>> begin

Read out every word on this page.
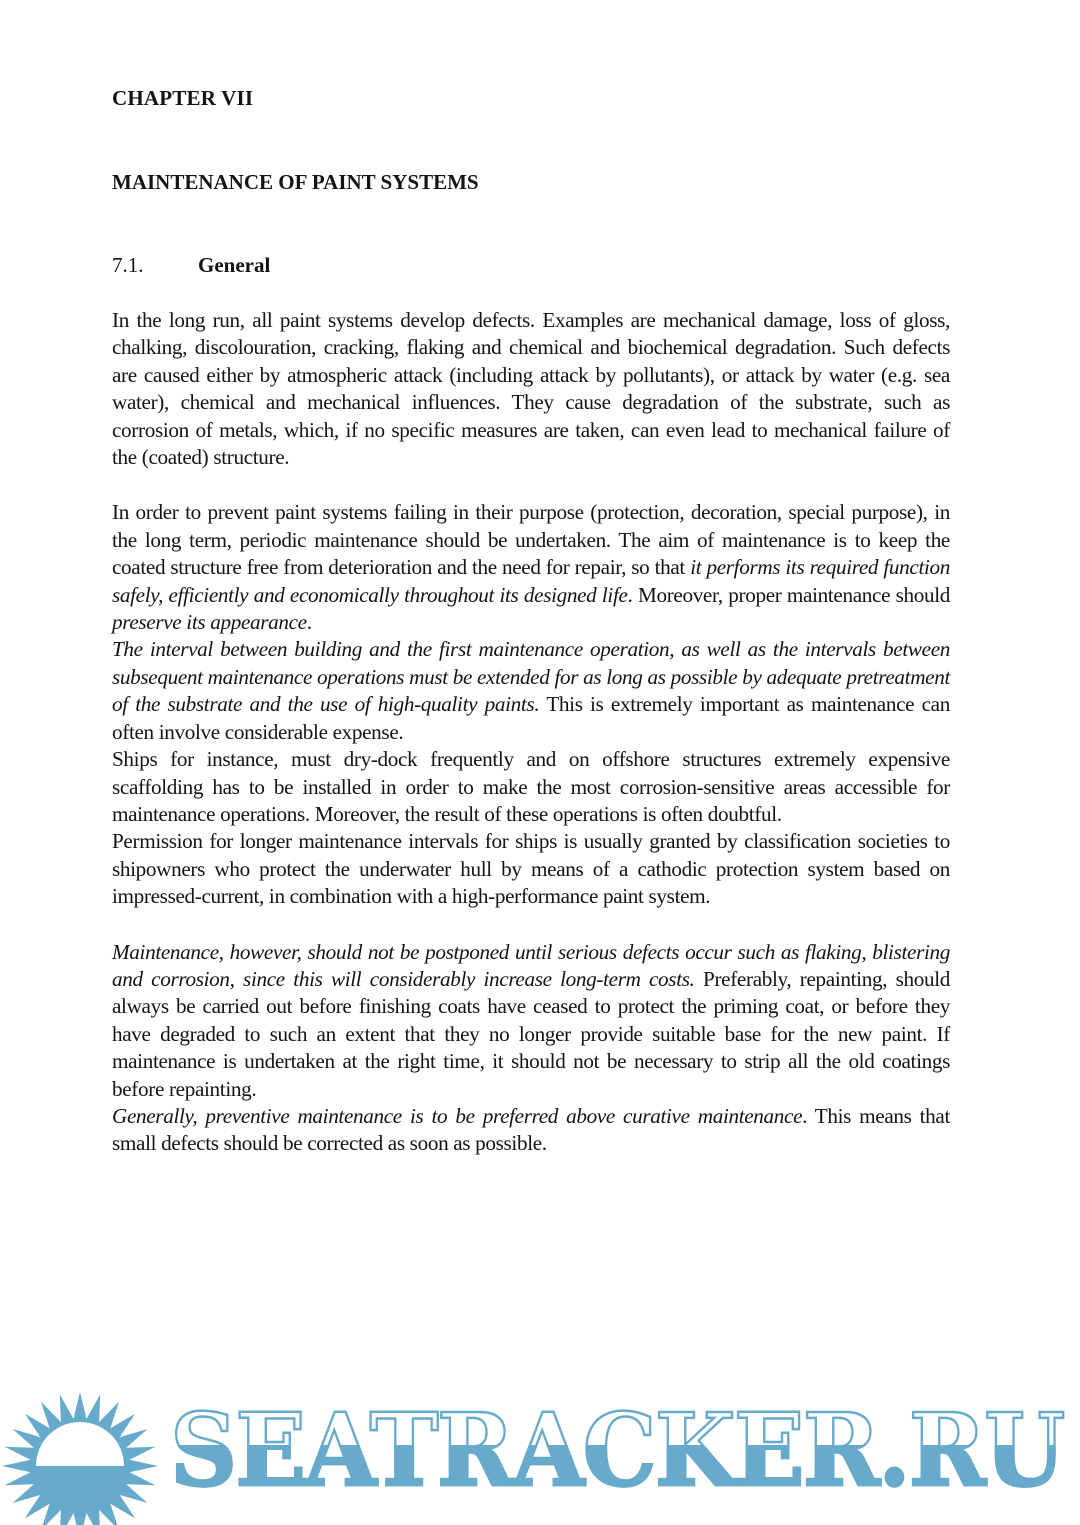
CHAPTER VII
MAINTENANCE OF PAINT SYSTEMS
7.1.	General

In the long run, all paint systems develop defects. Examples are mechanical damage, loss of gloss, chalking, discolouration, cracking, flaking and chemical and biochemical degradation. Such defects are caused either by atmospheric attack (including attack by pollutants), or attack by water (e.g. sea water), chemical and mechanical influences. They cause degradation of the substrate, such as corrosion of metals, which, if no specific measures are taken, can even lead to mechanical failure of the (coated) structure.

In order to prevent paint systems failing in their purpose (protection, decoration, special purpose), in the long term, periodic maintenance should be undertaken. The aim of maintenance is to keep the coated structure free from deterioration and the need for repair, so that it performs its required function safely, efficiently and economically throughout its designed life. Moreover, proper maintenance should preserve its appearance.

The interval between building and the first maintenance operation, as well as the intervals between subsequent maintenance operations must be extended for as long as possible by adequate pretreatment of the substrate and the use of high-quality paints. This is extremely important as maintenance can often involve considerable expense.

Ships for instance, must dry-dock frequently and on offshore structures extremely expensive scaffolding has to be installed in order to make the most corrosion-sensitive areas accessible for maintenance operations. Moreover, the result of these operations is often doubtful.

Permission for longer maintenance intervals for ships is usually granted by classification societies to shipowners who protect the underwater hull by means of a cathodic protection system based on impressed-current, in combination with a high-performance paint system.

Maintenance, however, should not be postponed until serious defects occur such as flaking, blistering and corrosion, since this will considerably increase long-term costs. Preferably, repainting, should always be carried out before finishing coats have ceased to protect the priming coat, or before they have degraded to such an extent that they no longer provide suitable base for the new paint. If maintenance is undertaken at the right time, it should not be necessary to strip all the old coatings before repainting.

Generally, preventive maintenance is to be preferred above curative maintenance. This means that small defects should be corrected as soon as possible.

SEATRACKER.RU
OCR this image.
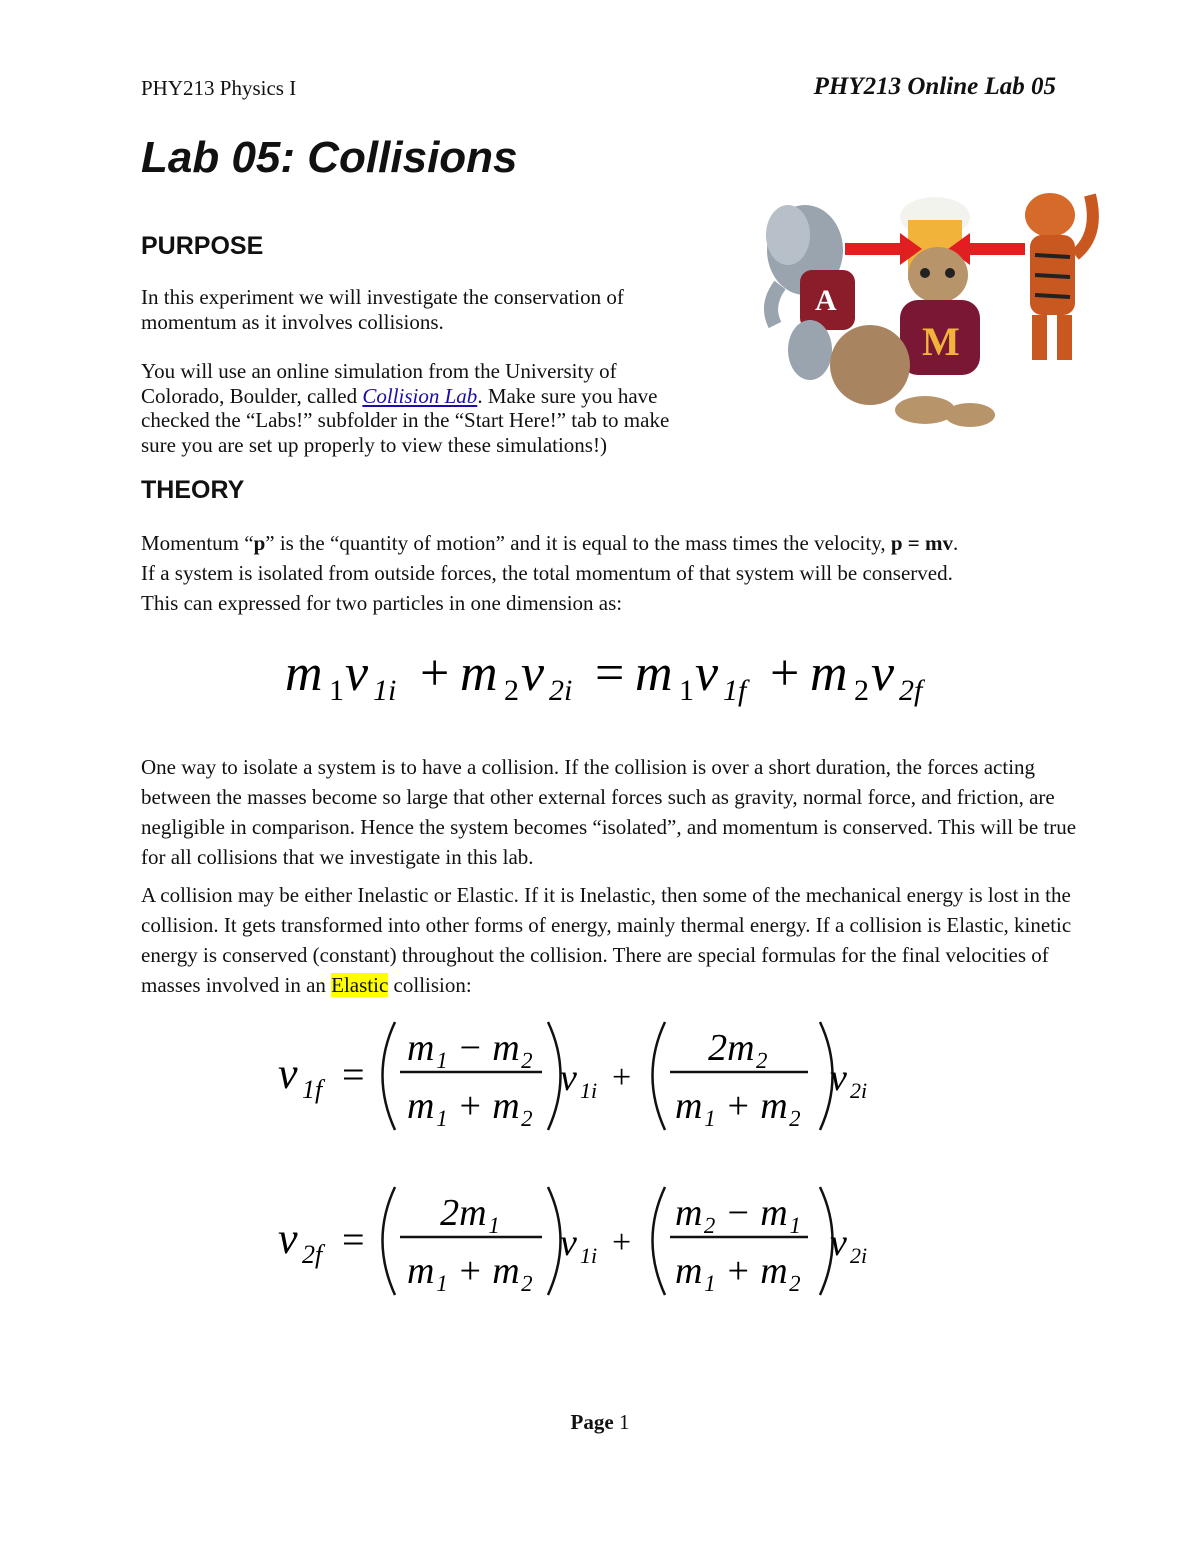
PHY213 Physics I	PHY213 Online Lab 05
Lab 05: Collisions
A
M
PURPOSE
In this experiment we will investigate the conservation of
momentum as it involves collisions.
You will use an online simulation from the University of
Colorado, Boulder, called Collision Lab. Make sure you have
checked the “Labs!” subfolder in the “Start Here!” tab to make
sure you are set up properly to view these simulations!)
THEORY
Momentum “p” is the “quantity of motion” and it is equal to the mass times the velocity, p = mv.
If a system is isolated from outside forces, the total momentum of that system will be conserved.
This can expressed for two particles in one dimension as:
m 1 v 1i + m 2 v 2i = m 1 v 1f + m 2 v 2f
One way to isolate a system is to have a collision. If the collision is over a short duration, the forces acting between the masses become so large that other external forces such as gravity, normal force, and friction, are negligible in comparison. Hence the system becomes “isolated”, and momentum is conserved. This will be true for all collisions that we investigate in this lab.
A collision may be either Inelastic or Elastic. If it is Inelastic, then some of the mechanical energy is lost in the collision. It gets transformed into other forms of energy, mainly thermal energy. If a collision is Elastic, kinetic energy is conserved (constant) throughout the collision. There are special formulas for the final velocities of masses involved in an Elastic collision:
v 1f =
m₁ − m₂
m₁ + m₂
v 1i +
2m₂
m₁ + m₂
v 2i
v 2f =
2m₁
m₁ + m₂
v 1i +
m₂ − m₁
m₁ + m₂
v 2i
Page 1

>> end

Reproduce the data above in full, exactly as it is, with the pictures left out.

Read out every word on this page.
CHAPTER VII
MAINTENANCE OF PAINT SYSTEMS
7.1.	General

In the long run, all paint systems develop defects. Examples are mechanical damage, loss of gloss, chalking, discolouration, cracking, flaking and chemical and biochemical degradation. Such defects are caused either by atmospheric attack (including attack by pollutants), or attack by water (e.g. sea water), chemical and mechanical influences. They cause degradation of the substrate, such as corrosion of metals, which, if no specific measures are taken, can even lead to mechanical failure of the (coated) structure.

In order to prevent paint systems failing in their purpose (protection, decoration, special purpose), in the long term, periodic maintenance should be undertaken. The aim of maintenance is to keep the coated structure free from deterioration and the need for repair, so that it performs its required function safely, efficiently and economically throughout its designed life. Moreover, proper maintenance should preserve its appearance.

The interval between building and the first maintenance operation, as well as the intervals between subsequent maintenance operations must be extended for as long as possible by adequate pretreatment of the substrate and the use of high-quality paints. This is extremely important as maintenance can often involve considerable expense.

Ships for instance, must dry-dock frequently and on offshore structures extremely expensive scaffolding has to be installed in order to make the most corrosion-sensitive areas accessible for maintenance operations. Moreover, the result of these operations is often doubtful.

Permission for longer maintenance intervals for ships is usually granted by classification societies to shipowners who protect the underwater hull by means of a cathodic protection system based on impressed-current, in combination with a high-performance paint system.

Maintenance, however, should not be postponed until serious defects occur such as flaking, blistering and corrosion, since this will considerably increase long-term costs. Preferably, repainting, should always be carried out before finishing coats have ceased to protect the priming coat, or before they have degraded to such an extent that they no longer provide suitable base for the new paint. If maintenance is undertaken at the right time, it should not be necessary to strip all the old coatings before repainting.

Generally, preventive maintenance is to be preferred above curative maintenance. This means that small defects should be corrected as soon as possible.

SEATRACKER.RU
OCR this image.
PHY213 Physics I	PHY213 Online Lab 05
Lab 05: Collisions
A
M
PURPOSE
In this experiment we will investigate the conservation of
momentum as it involves collisions.
You will use an online simulation from the University of
Colorado, Boulder, called Collision Lab. Make sure you have
checked the “Labs!” subfolder in the “Start Here!” tab to make
sure you are set up properly to view these simulations!)
THEORY
Momentum “p” is the “quantity of motion” and it is equal to the mass times the velocity, p = mv.
If a system is isolated from outside forces, the total momentum of that system will be conserved.
This can expressed for two particles in one dimension as:
m 1 v 1i + m 2 v 2i = m 1 v 1f + m 2 v 2f
One way to isolate a system is to have a collision. If the collision is over a short duration, the forces acting between the masses become so large that other external forces such as gravity, normal force, and friction, are negligible in comparison. Hence the system becomes “isolated”, and momentum is conserved. This will be true for all collisions that we investigate in this lab.
A collision may be either Inelastic or Elastic. If it is Inelastic, then some of the mechanical energy is lost in the collision. It gets transformed into other forms of energy, mainly thermal energy. If a collision is Elastic, kinetic energy is conserved (constant) throughout the collision. There are special formulas for the final velocities of masses involved in an Elastic collision:
v 1f =
m₁ − m₂
m₁ + m₂
v 1i +
2m₂
m₁ + m₂
v 2i
v 2f =
2m₁
m₁ + m₂
v 1i +
m₂ − m₁
m₁ + m₂
v 2i
Page 1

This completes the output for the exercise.